[Items from a dataset]
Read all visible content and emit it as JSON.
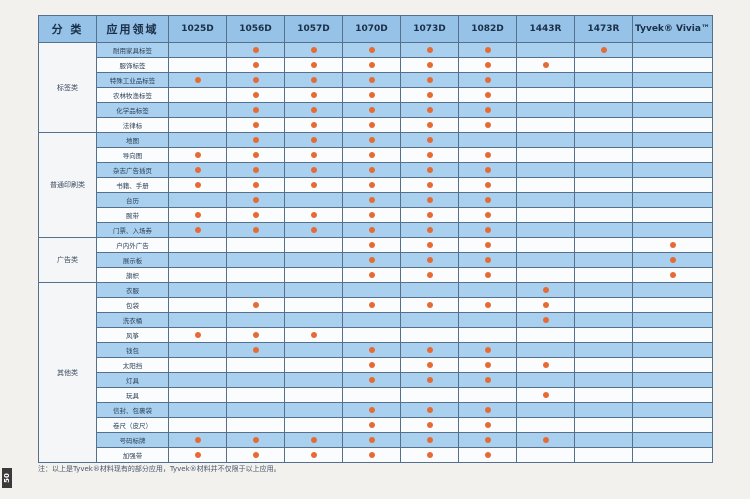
{
  "table": {
    "header": {
      "category": "分 类",
      "application": "应用领域",
      "products": [
        "1025D",
        "1056D",
        "1057D",
        "1070D",
        "1073D",
        "1082D",
        "1443R",
        "1473R",
        "Tyvek® Vivia™"
      ]
    },
    "groups": [
      {
        "name": "标签类",
        "rows": [
          {
            "label": "耐用家具标签",
            "marks": [
              0,
              1,
              1,
              1,
              1,
              1,
              0,
              1,
              0
            ]
          },
          {
            "label": "服饰标签",
            "marks": [
              0,
              1,
              1,
              1,
              1,
              1,
              1,
              0,
              0
            ]
          },
          {
            "label": "特殊工业品标签",
            "marks": [
              1,
              1,
              1,
              1,
              1,
              1,
              0,
              0,
              0
            ]
          },
          {
            "label": "农林牧渔标签",
            "marks": [
              0,
              1,
              1,
              1,
              1,
              1,
              0,
              0,
              0
            ]
          },
          {
            "label": "化学品标签",
            "marks": [
              0,
              1,
              1,
              1,
              1,
              1,
              0,
              0,
              0
            ]
          },
          {
            "label": "法律标",
            "marks": [
              0,
              1,
              1,
              1,
              1,
              1,
              0,
              0,
              0
            ]
          }
        ]
      },
      {
        "name": "普通印刷类",
        "rows": [
          {
            "label": "地图",
            "marks": [
              0,
              1,
              1,
              1,
              1,
              0,
              0,
              0,
              0
            ]
          },
          {
            "label": "导向图",
            "marks": [
              1,
              1,
              1,
              1,
              1,
              1,
              0,
              0,
              0
            ]
          },
          {
            "label": "杂志广告插页",
            "marks": [
              1,
              1,
              1,
              1,
              1,
              1,
              0,
              0,
              0
            ]
          },
          {
            "label": "书籍、手册",
            "marks": [
              1,
              1,
              1,
              1,
              1,
              1,
              0,
              0,
              0
            ]
          },
          {
            "label": "台历",
            "marks": [
              0,
              1,
              0,
              1,
              1,
              1,
              0,
              0,
              0
            ]
          },
          {
            "label": "腕带",
            "marks": [
              1,
              1,
              1,
              1,
              1,
              1,
              0,
              0,
              0
            ]
          },
          {
            "label": "门票、入场券",
            "marks": [
              1,
              1,
              1,
              1,
              1,
              1,
              0,
              0,
              0
            ]
          }
        ]
      },
      {
        "name": "广告类",
        "rows": [
          {
            "label": "户内外广告",
            "marks": [
              0,
              0,
              0,
              1,
              1,
              1,
              0,
              0,
              1
            ]
          },
          {
            "label": "展示板",
            "marks": [
              0,
              0,
              0,
              1,
              1,
              1,
              0,
              0,
              1
            ]
          },
          {
            "label": "旗帜",
            "marks": [
              0,
              0,
              0,
              1,
              1,
              1,
              0,
              0,
              1
            ]
          }
        ]
      },
      {
        "name": "其他类",
        "rows": [
          {
            "label": "衣服",
            "marks": [
              0,
              0,
              0,
              0,
              0,
              0,
              1,
              0,
              0
            ]
          },
          {
            "label": "包袋",
            "marks": [
              0,
              1,
              0,
              1,
              1,
              1,
              1,
              0,
              0
            ]
          },
          {
            "label": "洗衣桶",
            "marks": [
              0,
              0,
              0,
              0,
              0,
              0,
              1,
              0,
              0
            ]
          },
          {
            "label": "风筝",
            "marks": [
              1,
              1,
              1,
              0,
              0,
              0,
              0,
              0,
              0
            ]
          },
          {
            "label": "钱包",
            "marks": [
              0,
              1,
              0,
              1,
              1,
              1,
              0,
              0,
              0
            ]
          },
          {
            "label": "太阳挡",
            "marks": [
              0,
              0,
              0,
              1,
              1,
              1,
              1,
              0,
              0
            ]
          },
          {
            "label": "灯具",
            "marks": [
              0,
              0,
              0,
              1,
              1,
              1,
              0,
              0,
              0
            ]
          },
          {
            "label": "玩具",
            "marks": [
              0,
              0,
              0,
              0,
              0,
              0,
              1,
              0,
              0
            ]
          },
          {
            "label": "信封、包裹袋",
            "marks": [
              0,
              0,
              0,
              1,
              1,
              1,
              0,
              0,
              0
            ]
          },
          {
            "label": "卷尺（皮尺）",
            "marks": [
              0,
              0,
              0,
              1,
              1,
              1,
              0,
              0,
              0
            ]
          },
          {
            "label": "号码标牌",
            "marks": [
              1,
              1,
              1,
              1,
              1,
              1,
              1,
              0,
              0
            ]
          },
          {
            "label": "加强带",
            "marks": [
              1,
              1,
              1,
              1,
              1,
              1,
              0,
              0,
              0
            ]
          }
        ]
      }
    ]
  },
  "footnote": "注：以上是Tyvek®材料现有的部分应用，Tyvek®材料并不仅限于以上应用。",
  "page_number": "50",
  "colors": {
    "dot": "#e56a33",
    "header_bg": "#95c2e6",
    "row_alt_bg": "#a9d0ee",
    "grid_line": "#55708c"
  }
}
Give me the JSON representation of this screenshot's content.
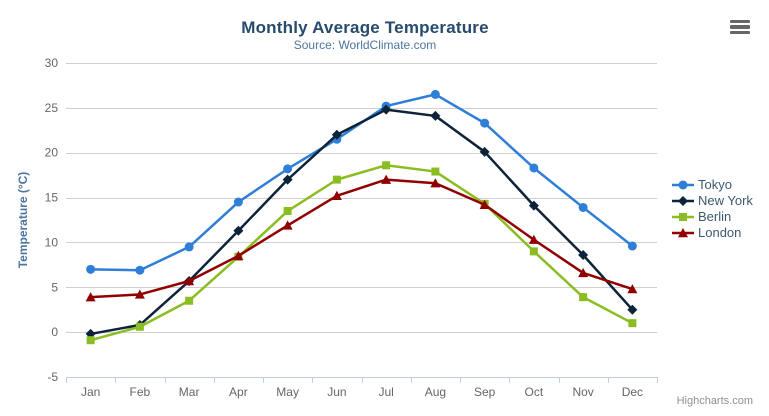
{
  "chart_data": {
    "type": "line",
    "title": "Monthly Average Temperature",
    "subtitle": "Source: WorldClimate.com",
    "xlabel": "",
    "ylabel": "Temperature (°C)",
    "categories": [
      "Jan",
      "Feb",
      "Mar",
      "Apr",
      "May",
      "Jun",
      "Jul",
      "Aug",
      "Sep",
      "Oct",
      "Nov",
      "Dec"
    ],
    "ylim": [
      -5,
      30
    ],
    "yticks": [
      -5,
      0,
      5,
      10,
      15,
      20,
      25,
      30
    ],
    "grid": true,
    "legend_position": "right",
    "series": [
      {
        "name": "Tokyo",
        "marker": "circle",
        "color": "#2f7ed8",
        "values": [
          7.0,
          6.9,
          9.5,
          14.5,
          18.2,
          21.5,
          25.2,
          26.5,
          23.3,
          18.3,
          13.9,
          9.6
        ]
      },
      {
        "name": "New York",
        "marker": "diamond",
        "color": "#0d233a",
        "values": [
          -0.2,
          0.8,
          5.7,
          11.3,
          17.0,
          22.0,
          24.8,
          24.1,
          20.1,
          14.1,
          8.6,
          2.5
        ]
      },
      {
        "name": "Berlin",
        "marker": "square",
        "color": "#8bbc21",
        "values": [
          -0.9,
          0.6,
          3.5,
          8.4,
          13.5,
          17.0,
          18.6,
          17.9,
          14.3,
          9.0,
          3.9,
          1.0
        ]
      },
      {
        "name": "London",
        "marker": "triangle",
        "color": "#910000",
        "values": [
          3.9,
          4.2,
          5.7,
          8.5,
          11.9,
          15.2,
          17.0,
          16.6,
          14.2,
          10.3,
          6.6,
          4.8
        ]
      }
    ]
  },
  "credits": "Highcharts.com",
  "colors": {
    "title": "#274b6d",
    "subtitle": "#4d759e",
    "axis_title": "#4d759e",
    "tick_label": "#666666",
    "grid": "#d0d0d0",
    "axis_line": "#c0d0e0",
    "legend_text": "#3e576f",
    "credits": "#909090",
    "menu_icon": "#666666"
  }
}
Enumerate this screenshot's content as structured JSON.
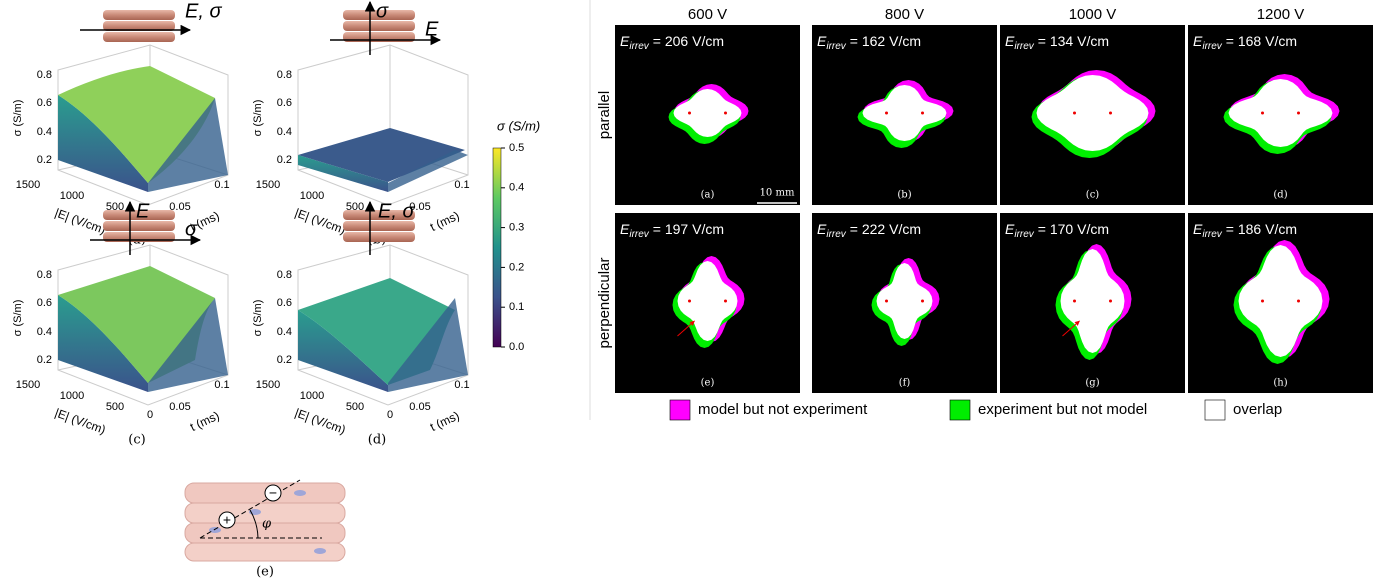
{
  "left_figure": {
    "subplots": [
      {
        "label": "(a)",
        "arrow_labels": [
          "E, σ"
        ],
        "y_axis_label": "σ (S/m)",
        "y_ticks": [
          "0.8",
          "0.6",
          "0.4",
          "0.2"
        ],
        "e_ticks": [
          "1500",
          "1000",
          "500",
          "0"
        ],
        "t_ticks": [
          "0.05",
          "0.1"
        ],
        "e_axis_label": "|E| (V/cm)",
        "t_axis_label": "t (ms)"
      },
      {
        "label": "(b)",
        "arrow_labels": [
          "σ",
          "E"
        ],
        "y_axis_label": "σ (S/m)",
        "y_ticks": [
          "0.8",
          "0.6",
          "0.4",
          "0.2"
        ],
        "e_ticks": [
          "1500",
          "1000",
          "500",
          "0"
        ],
        "t_ticks": [
          "0.05",
          "0.1"
        ],
        "e_axis_label": "|E| (V/cm)",
        "t_axis_label": "t (ms)"
      },
      {
        "label": "(c)",
        "arrow_labels": [
          "E",
          "σ"
        ],
        "y_axis_label": "σ (S/m)",
        "y_ticks": [
          "0.8",
          "0.6",
          "0.4",
          "0.2"
        ],
        "e_ticks": [
          "1500",
          "1000",
          "500",
          "0"
        ],
        "t_ticks": [
          "0.05",
          "0.1"
        ],
        "e_axis_label": "|E| (V/cm)",
        "t_axis_label": "t (ms)"
      },
      {
        "label": "(d)",
        "arrow_labels": [
          "E, σ"
        ],
        "y_axis_label": "σ (S/m)",
        "y_ticks": [
          "0.8",
          "0.6",
          "0.4",
          "0.2"
        ],
        "e_ticks": [
          "1500",
          "1000",
          "500",
          "0"
        ],
        "t_ticks": [
          "0.05",
          "0.1"
        ],
        "e_axis_label": "|E| (V/cm)",
        "t_axis_label": "t (ms)"
      }
    ],
    "colorbar": {
      "label": "σ (S/m)",
      "ticks": [
        "0.5",
        "0.4",
        "0.3",
        "0.2",
        "0.1",
        "0.0"
      ]
    },
    "diagram": {
      "label": "(e)",
      "angle_label": "φ",
      "positive": "+",
      "negative": "−"
    }
  },
  "right_figure": {
    "columns": [
      "600 V",
      "800 V",
      "1000 V",
      "1200 V"
    ],
    "rows": [
      "parallel",
      "perpendicular"
    ],
    "threshold_symbol": "E",
    "threshold_subscript": "irrev",
    "panels": [
      {
        "label": "(a)",
        "threshold_value": "= 206 V/cm"
      },
      {
        "label": "(b)",
        "threshold_value": "= 162 V/cm"
      },
      {
        "label": "(c)",
        "threshold_value": "= 134 V/cm"
      },
      {
        "label": "(d)",
        "threshold_value": "= 168 V/cm"
      },
      {
        "label": "(e)",
        "threshold_value": "= 197 V/cm"
      },
      {
        "label": "(f)",
        "threshold_value": "= 222 V/cm"
      },
      {
        "label": "(g)",
        "threshold_value": "= 170 V/cm"
      },
      {
        "label": "(h)",
        "threshold_value": "= 186 V/cm"
      }
    ],
    "scale_bar": "10 mm",
    "legend": [
      {
        "label": "model but not experiment",
        "color": "#ff00ff"
      },
      {
        "label": "experiment but not model",
        "color": "#00ee00"
      },
      {
        "label": "overlap",
        "color": "#ffffff"
      }
    ]
  }
}
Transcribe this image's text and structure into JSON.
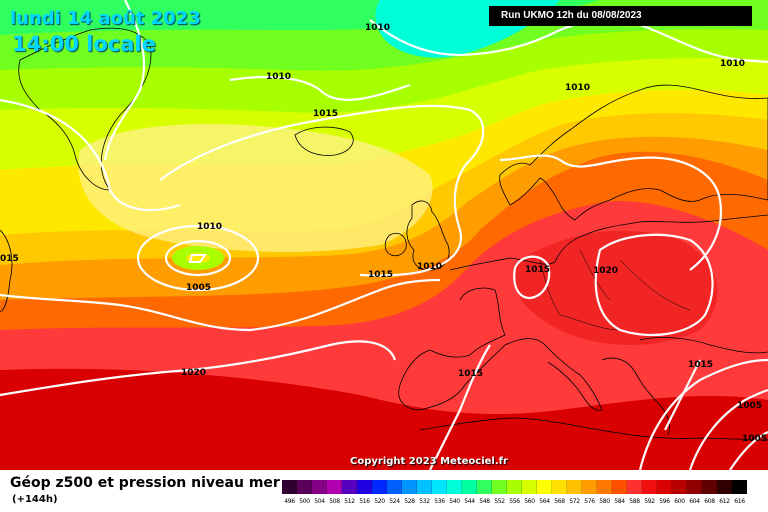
{
  "header": {
    "date": "lundi 14 août 2023",
    "time": "14:00 locale",
    "run": "Run UKMO 12h du 08/08/2023"
  },
  "copyright": "Copyright 2023 Meteociel.fr",
  "map": {
    "isobar_labels": {
      "l1": "1010",
      "l2": "1010",
      "l3": "1010",
      "l4": "1010",
      "l5": "1015",
      "l6": "1010",
      "l7": "1015",
      "l8": "1015",
      "l9": "1020",
      "l10": "015",
      "l11": "1005",
      "l12": "1015",
      "l13": "1020",
      "l14": "1015",
      "l15": "1005",
      "l16": "1005",
      "l17": "1010"
    },
    "isobar_color": "#ffffff",
    "coast_color": "#000000"
  },
  "legend": {
    "title": "Géop z500 et pression niveau mer",
    "subtitle": "(+144h)",
    "ticks": [
      "496",
      "500",
      "504",
      "508",
      "512",
      "516",
      "520",
      "524",
      "528",
      "532",
      "536",
      "540",
      "544",
      "548",
      "552",
      "556",
      "560",
      "564",
      "568",
      "572",
      "576",
      "580",
      "584",
      "588",
      "592",
      "596",
      "600",
      "604",
      "608",
      "612",
      "616"
    ],
    "colors": [
      "#300030",
      "#5a005a",
      "#860086",
      "#b000b0",
      "#5800c0",
      "#2000e0",
      "#0028ff",
      "#0060ff",
      "#0094ff",
      "#00c0ff",
      "#00e6ff",
      "#00ffd8",
      "#00ffa0",
      "#30ff60",
      "#70ff20",
      "#a8ff00",
      "#d8ff00",
      "#ffff00",
      "#ffe000",
      "#ffc000",
      "#ff9c00",
      "#ff7800",
      "#ff5000",
      "#ff3030",
      "#f01010",
      "#d80000",
      "#b80000",
      "#900000",
      "#600000",
      "#300000",
      "#000000"
    ]
  }
}
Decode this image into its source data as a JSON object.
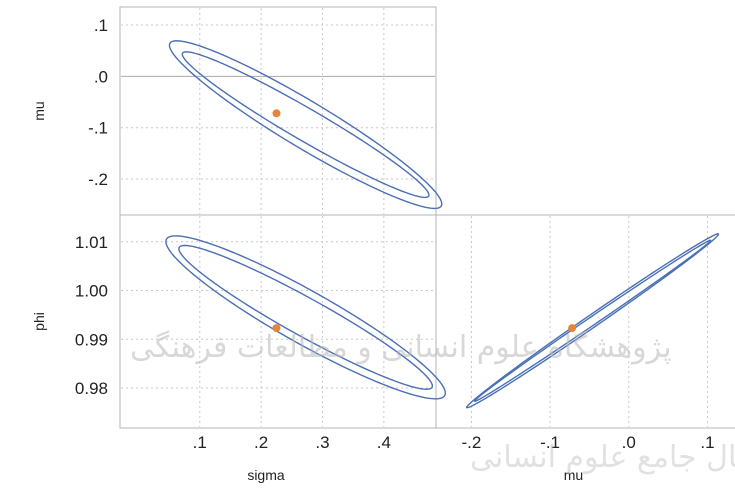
{
  "watermark": {
    "line1": "پژوهشگاه علوم انسانی و مطالعات فرهنگی",
    "line2": "پرتال جامع علوم انسانی"
  },
  "chart_data": [
    {
      "id": "sigma-mu",
      "type": "contour",
      "xlabel": "",
      "ylabel": "mu",
      "xlim": [
        -0.03,
        0.485
      ],
      "ylim": [
        -0.27,
        0.135
      ],
      "yticks": [
        {
          "value": 0.1,
          "label": ".1"
        },
        {
          "value": 0.0,
          "label": ".0"
        },
        {
          "value": -0.1,
          "label": "-.1"
        },
        {
          "value": -0.2,
          "label": "-.2"
        }
      ],
      "xticks": [
        0.1,
        0.2,
        0.3,
        0.4
      ],
      "reference_lines": {
        "y": [
          0.0
        ]
      },
      "point": {
        "x": 0.225,
        "y": -0.072
      },
      "contours": [
        {
          "cx": 0.2725,
          "cy": -0.094,
          "u": [
            0.2,
            -0.14
          ],
          "v": [
            0.02,
            0.022
          ]
        },
        {
          "cx": 0.2725,
          "cy": -0.094,
          "u": [
            0.22,
            -0.16
          ],
          "v": [
            0.029,
            0.032
          ]
        }
      ],
      "colors": {
        "contour": "#4a6fb5",
        "point": "#e8843a",
        "grid": "#c9c9c9"
      }
    },
    {
      "id": "sigma-phi",
      "type": "contour",
      "xlabel": "sigma",
      "ylabel": "phi",
      "xlim": [
        -0.03,
        0.485
      ],
      "ylim": [
        0.9718,
        1.0155
      ],
      "yticks": [
        {
          "value": 1.01,
          "label": "1.01"
        },
        {
          "value": 1.0,
          "label": "1.00"
        },
        {
          "value": 0.99,
          "label": "0.99"
        },
        {
          "value": 0.98,
          "label": "0.98"
        }
      ],
      "xticks": [
        {
          "value": 0.1,
          "label": ".1"
        },
        {
          "value": 0.2,
          "label": ".2"
        },
        {
          "value": 0.3,
          "label": ".3"
        },
        {
          "value": 0.4,
          "label": ".4"
        }
      ],
      "point": {
        "x": 0.225,
        "y": 0.9923
      },
      "contours": [
        {
          "cx": 0.2725,
          "cy": 0.9945,
          "u": [
            0.205,
            -0.0145
          ],
          "v": [
            0.025,
            0.0027
          ]
        },
        {
          "cx": 0.2725,
          "cy": 0.9945,
          "u": [
            0.225,
            -0.0163
          ],
          "v": [
            0.035,
            0.0037
          ]
        }
      ],
      "colors": {
        "contour": "#4a6fb5",
        "point": "#e8843a",
        "grid": "#c9c9c9"
      }
    },
    {
      "id": "mu-phi",
      "type": "contour",
      "xlabel": "mu",
      "ylabel": "",
      "xlim": [
        -0.245,
        0.135
      ],
      "ylim": [
        0.9718,
        1.0155
      ],
      "xticks": [
        {
          "value": -0.2,
          "label": "-.2"
        },
        {
          "value": -0.1,
          "label": "-.1"
        },
        {
          "value": 0.0,
          "label": ".0"
        },
        {
          "value": 0.1,
          "label": ".1"
        }
      ],
      "point": {
        "x": -0.072,
        "y": 0.9923
      },
      "contours": [
        {
          "cx": -0.046,
          "cy": 0.9938,
          "u": [
            0.15,
            0.0165
          ],
          "v": [
            0.002,
            -0.0008
          ]
        },
        {
          "cx": -0.046,
          "cy": 0.9938,
          "u": [
            0.16,
            0.0178
          ],
          "v": [
            0.003,
            -0.0012
          ]
        }
      ],
      "colors": {
        "contour": "#4a6fb5",
        "point": "#e8843a",
        "grid": "#c9c9c9"
      }
    }
  ]
}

### PROBLEM TO WORK ON
Scan the material above. Extract every line in which the word "subtitle" occurs.

### PROBLEM SOLUTION
    "subtitle": "Source: WorldClimate.com",
    "subtitle": "#4d759e",
    "subtitle": "(+144h)",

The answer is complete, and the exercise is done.